==== PROVIDED DATA ====

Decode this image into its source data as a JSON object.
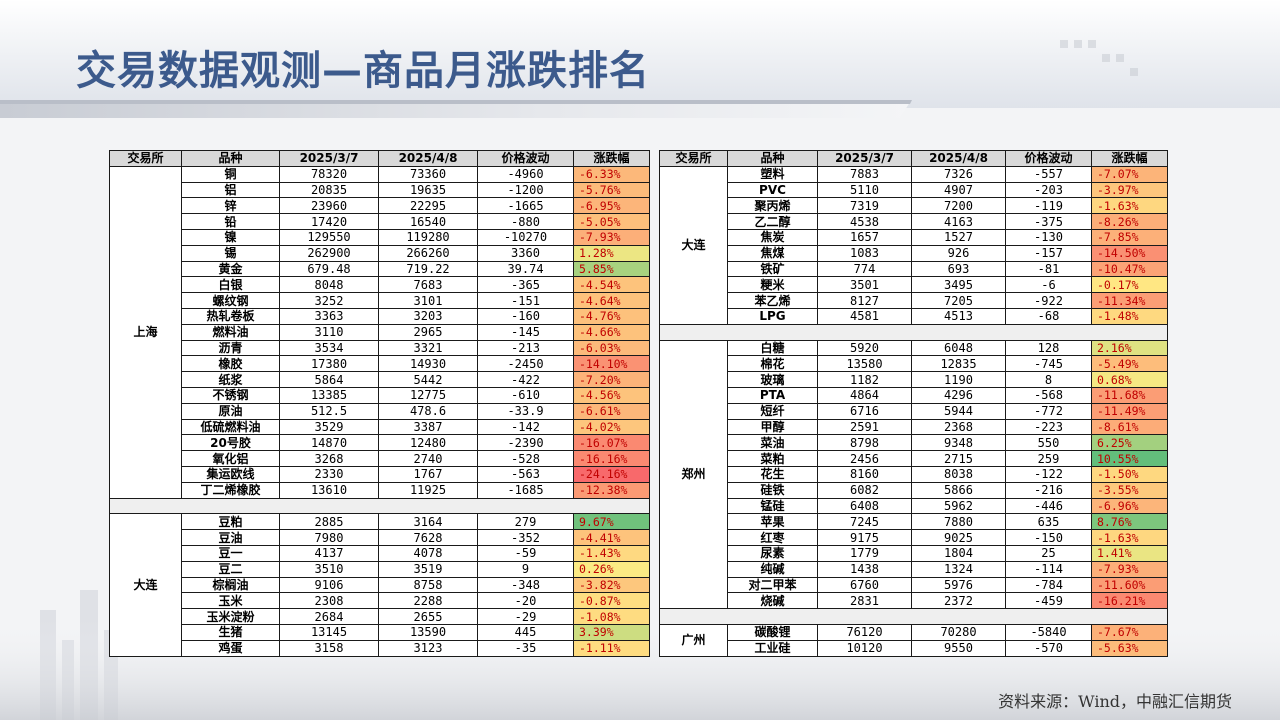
{
  "title": "交易数据观测—商品月涨跌排名",
  "source": "资料来源：Wind，中融汇信期货",
  "headers": [
    "交易所",
    "品种",
    "2025/3/7",
    "2025/4/8",
    "价格波动",
    "涨跌幅"
  ],
  "left_groups": [
    {
      "exchange": "上海",
      "rows": [
        [
          "铜",
          "78320",
          "73360",
          "-4960",
          "-6.33%"
        ],
        [
          "铝",
          "20835",
          "19635",
          "-1200",
          "-5.76%"
        ],
        [
          "锌",
          "23960",
          "22295",
          "-1665",
          "-6.95%"
        ],
        [
          "铅",
          "17420",
          "16540",
          "-880",
          "-5.05%"
        ],
        [
          "镍",
          "129550",
          "119280",
          "-10270",
          "-7.93%"
        ],
        [
          "锡",
          "262900",
          "266260",
          "3360",
          "1.28%"
        ],
        [
          "黄金",
          "679.48",
          "719.22",
          "39.74",
          "5.85%"
        ],
        [
          "白银",
          "8048",
          "7683",
          "-365",
          "-4.54%"
        ],
        [
          "螺纹钢",
          "3252",
          "3101",
          "-151",
          "-4.64%"
        ],
        [
          "热轧卷板",
          "3363",
          "3203",
          "-160",
          "-4.76%"
        ],
        [
          "燃料油",
          "3110",
          "2965",
          "-145",
          "-4.66%"
        ],
        [
          "沥青",
          "3534",
          "3321",
          "-213",
          "-6.03%"
        ],
        [
          "橡胶",
          "17380",
          "14930",
          "-2450",
          "-14.10%"
        ],
        [
          "纸浆",
          "5864",
          "5442",
          "-422",
          "-7.20%"
        ],
        [
          "不锈钢",
          "13385",
          "12775",
          "-610",
          "-4.56%"
        ],
        [
          "原油",
          "512.5",
          "478.6",
          "-33.9",
          "-6.61%"
        ],
        [
          "低硫燃料油",
          "3529",
          "3387",
          "-142",
          "-4.02%"
        ],
        [
          "20号胶",
          "14870",
          "12480",
          "-2390",
          "-16.07%"
        ],
        [
          "氧化铝",
          "3268",
          "2740",
          "-528",
          "-16.16%"
        ],
        [
          "集运欧线",
          "2330",
          "1767",
          "-563",
          "-24.16%"
        ],
        [
          "丁二烯橡胶",
          "13610",
          "11925",
          "-1685",
          "-12.38%"
        ]
      ]
    },
    {
      "exchange": "大连",
      "rows": [
        [
          "豆粕",
          "2885",
          "3164",
          "279",
          "9.67%"
        ],
        [
          "豆油",
          "7980",
          "7628",
          "-352",
          "-4.41%"
        ],
        [
          "豆一",
          "4137",
          "4078",
          "-59",
          "-1.43%"
        ],
        [
          "豆二",
          "3510",
          "3519",
          "9",
          "0.26%"
        ],
        [
          "棕榈油",
          "9106",
          "8758",
          "-348",
          "-3.82%"
        ],
        [
          "玉米",
          "2308",
          "2288",
          "-20",
          "-0.87%"
        ],
        [
          "玉米淀粉",
          "2684",
          "2655",
          "-29",
          "-1.08%"
        ],
        [
          "生猪",
          "13145",
          "13590",
          "445",
          "3.39%"
        ],
        [
          "鸡蛋",
          "3158",
          "3123",
          "-35",
          "-1.11%"
        ]
      ]
    }
  ],
  "right_groups": [
    {
      "exchange": "大连",
      "rows": [
        [
          "塑料",
          "7883",
          "7326",
          "-557",
          "-7.07%"
        ],
        [
          "PVC",
          "5110",
          "4907",
          "-203",
          "-3.97%"
        ],
        [
          "聚丙烯",
          "7319",
          "7200",
          "-119",
          "-1.63%"
        ],
        [
          "乙二醇",
          "4538",
          "4163",
          "-375",
          "-8.26%"
        ],
        [
          "焦炭",
          "1657",
          "1527",
          "-130",
          "-7.85%"
        ],
        [
          "焦煤",
          "1083",
          "926",
          "-157",
          "-14.50%"
        ],
        [
          "铁矿",
          "774",
          "693",
          "-81",
          "-10.47%"
        ],
        [
          "粳米",
          "3501",
          "3495",
          "-6",
          "-0.17%"
        ],
        [
          "苯乙烯",
          "8127",
          "7205",
          "-922",
          "-11.34%"
        ],
        [
          "LPG",
          "4581",
          "4513",
          "-68",
          "-1.48%"
        ]
      ]
    },
    {
      "exchange": "郑州",
      "rows": [
        [
          "白糖",
          "5920",
          "6048",
          "128",
          "2.16%"
        ],
        [
          "棉花",
          "13580",
          "12835",
          "-745",
          "-5.49%"
        ],
        [
          "玻璃",
          "1182",
          "1190",
          "8",
          "0.68%"
        ],
        [
          "PTA",
          "4864",
          "4296",
          "-568",
          "-11.68%"
        ],
        [
          "短纤",
          "6716",
          "5944",
          "-772",
          "-11.49%"
        ],
        [
          "甲醇",
          "2591",
          "2368",
          "-223",
          "-8.61%"
        ],
        [
          "菜油",
          "8798",
          "9348",
          "550",
          "6.25%"
        ],
        [
          "菜粕",
          "2456",
          "2715",
          "259",
          "10.55%"
        ],
        [
          "花生",
          "8160",
          "8038",
          "-122",
          "-1.50%"
        ],
        [
          "硅铁",
          "6082",
          "5866",
          "-216",
          "-3.55%"
        ],
        [
          "锰硅",
          "6408",
          "5962",
          "-446",
          "-6.96%"
        ],
        [
          "苹果",
          "7245",
          "7880",
          "635",
          "8.76%"
        ],
        [
          "红枣",
          "9175",
          "9025",
          "-150",
          "-1.63%"
        ],
        [
          "尿素",
          "1779",
          "1804",
          "25",
          "1.41%"
        ],
        [
          "纯碱",
          "1438",
          "1324",
          "-114",
          "-7.93%"
        ],
        [
          "对二甲苯",
          "6760",
          "5976",
          "-784",
          "-11.60%"
        ],
        [
          "烧碱",
          "2831",
          "2372",
          "-459",
          "-16.21%"
        ]
      ]
    },
    {
      "exchange": "广州",
      "rows": [
        [
          "碳酸锂",
          "76120",
          "70280",
          "-5840",
          "-7.67%"
        ],
        [
          "工业硅",
          "10120",
          "9550",
          "-570",
          "-5.63%"
        ]
      ]
    }
  ],
  "colors": {
    "title": "#3c5a8c",
    "up_strong": "#63be7b",
    "down_strong": "#f8696b",
    "neutral": "#ffeb84"
  }
}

====

DIRECTIONS FOR THIS TASK ::
Make an exact copy of the records above, with the pictures left out.

EXERCISE SOLUTION ::
Decode this image into its source data as a JSON object.
{
  "title": "交易数据观测—商品月涨跌排名",
  "source": "资料来源：Wind，中融汇信期货",
  "headers": [
    "交易所",
    "品种",
    "2025/3/7",
    "2025/4/8",
    "价格波动",
    "涨跌幅"
  ],
  "left_groups": [
    {
      "exchange": "上海",
      "rows": [
        [
          "铜",
          "78320",
          "73360",
          "-4960",
          "-6.33%"
        ],
        [
          "铝",
          "20835",
          "19635",
          "-1200",
          "-5.76%"
        ],
        [
          "锌",
          "23960",
          "22295",
          "-1665",
          "-6.95%"
        ],
        [
          "铅",
          "17420",
          "16540",
          "-880",
          "-5.05%"
        ],
        [
          "镍",
          "129550",
          "119280",
          "-10270",
          "-7.93%"
        ],
        [
          "锡",
          "262900",
          "266260",
          "3360",
          "1.28%"
        ],
        [
          "黄金",
          "679.48",
          "719.22",
          "39.74",
          "5.85%"
        ],
        [
          "白银",
          "8048",
          "7683",
          "-365",
          "-4.54%"
        ],
        [
          "螺纹钢",
          "3252",
          "3101",
          "-151",
          "-4.64%"
        ],
        [
          "热轧卷板",
          "3363",
          "3203",
          "-160",
          "-4.76%"
        ],
        [
          "燃料油",
          "3110",
          "2965",
          "-145",
          "-4.66%"
        ],
        [
          "沥青",
          "3534",
          "3321",
          "-213",
          "-6.03%"
        ],
        [
          "橡胶",
          "17380",
          "14930",
          "-2450",
          "-14.10%"
        ],
        [
          "纸浆",
          "5864",
          "5442",
          "-422",
          "-7.20%"
        ],
        [
          "不锈钢",
          "13385",
          "12775",
          "-610",
          "-4.56%"
        ],
        [
          "原油",
          "512.5",
          "478.6",
          "-33.9",
          "-6.61%"
        ],
        [
          "低硫燃料油",
          "3529",
          "3387",
          "-142",
          "-4.02%"
        ],
        [
          "20号胶",
          "14870",
          "12480",
          "-2390",
          "-16.07%"
        ],
        [
          "氧化铝",
          "3268",
          "2740",
          "-528",
          "-16.16%"
        ],
        [
          "集运欧线",
          "2330",
          "1767",
          "-563",
          "-24.16%"
        ],
        [
          "丁二烯橡胶",
          "13610",
          "11925",
          "-1685",
          "-12.38%"
        ]
      ]
    },
    {
      "exchange": "大连",
      "rows": [
        [
          "豆粕",
          "2885",
          "3164",
          "279",
          "9.67%"
        ],
        [
          "豆油",
          "7980",
          "7628",
          "-352",
          "-4.41%"
        ],
        [
          "豆一",
          "4137",
          "4078",
          "-59",
          "-1.43%"
        ],
        [
          "豆二",
          "3510",
          "3519",
          "9",
          "0.26%"
        ],
        [
          "棕榈油",
          "9106",
          "8758",
          "-348",
          "-3.82%"
        ],
        [
          "玉米",
          "2308",
          "2288",
          "-20",
          "-0.87%"
        ],
        [
          "玉米淀粉",
          "2684",
          "2655",
          "-29",
          "-1.08%"
        ],
        [
          "生猪",
          "13145",
          "13590",
          "445",
          "3.39%"
        ],
        [
          "鸡蛋",
          "3158",
          "3123",
          "-35",
          "-1.11%"
        ]
      ]
    }
  ],
  "right_groups": [
    {
      "exchange": "大连",
      "rows": [
        [
          "塑料",
          "7883",
          "7326",
          "-557",
          "-7.07%"
        ],
        [
          "PVC",
          "5110",
          "4907",
          "-203",
          "-3.97%"
        ],
        [
          "聚丙烯",
          "7319",
          "7200",
          "-119",
          "-1.63%"
        ],
        [
          "乙二醇",
          "4538",
          "4163",
          "-375",
          "-8.26%"
        ],
        [
          "焦炭",
          "1657",
          "1527",
          "-130",
          "-7.85%"
        ],
        [
          "焦煤",
          "1083",
          "926",
          "-157",
          "-14.50%"
        ],
        [
          "铁矿",
          "774",
          "693",
          "-81",
          "-10.47%"
        ],
        [
          "粳米",
          "3501",
          "3495",
          "-6",
          "-0.17%"
        ],
        [
          "苯乙烯",
          "8127",
          "7205",
          "-922",
          "-11.34%"
        ],
        [
          "LPG",
          "4581",
          "4513",
          "-68",
          "-1.48%"
        ]
      ]
    },
    {
      "exchange": "郑州",
      "rows": [
        [
          "白糖",
          "5920",
          "6048",
          "128",
          "2.16%"
        ],
        [
          "棉花",
          "13580",
          "12835",
          "-745",
          "-5.49%"
        ],
        [
          "玻璃",
          "1182",
          "1190",
          "8",
          "0.68%"
        ],
        [
          "PTA",
          "4864",
          "4296",
          "-568",
          "-11.68%"
        ],
        [
          "短纤",
          "6716",
          "5944",
          "-772",
          "-11.49%"
        ],
        [
          "甲醇",
          "2591",
          "2368",
          "-223",
          "-8.61%"
        ],
        [
          "菜油",
          "8798",
          "9348",
          "550",
          "6.25%"
        ],
        [
          "菜粕",
          "2456",
          "2715",
          "259",
          "10.55%"
        ],
        [
          "花生",
          "8160",
          "8038",
          "-122",
          "-1.50%"
        ],
        [
          "硅铁",
          "6082",
          "5866",
          "-216",
          "-3.55%"
        ],
        [
          "锰硅",
          "6408",
          "5962",
          "-446",
          "-6.96%"
        ],
        [
          "苹果",
          "7245",
          "7880",
          "635",
          "8.76%"
        ],
        [
          "红枣",
          "9175",
          "9025",
          "-150",
          "-1.63%"
        ],
        [
          "尿素",
          "1779",
          "1804",
          "25",
          "1.41%"
        ],
        [
          "纯碱",
          "1438",
          "1324",
          "-114",
          "-7.93%"
        ],
        [
          "对二甲苯",
          "6760",
          "5976",
          "-784",
          "-11.60%"
        ],
        [
          "烧碱",
          "2831",
          "2372",
          "-459",
          "-16.21%"
        ]
      ]
    },
    {
      "exchange": "广州",
      "rows": [
        [
          "碳酸锂",
          "76120",
          "70280",
          "-5840",
          "-7.67%"
        ],
        [
          "工业硅",
          "10120",
          "9550",
          "-570",
          "-5.63%"
        ]
      ]
    }
  ],
  "colors": {
    "title": "#3c5a8c",
    "up_strong": "#63be7b",
    "down_strong": "#f8696b",
    "neutral": "#ffeb84"
  }
}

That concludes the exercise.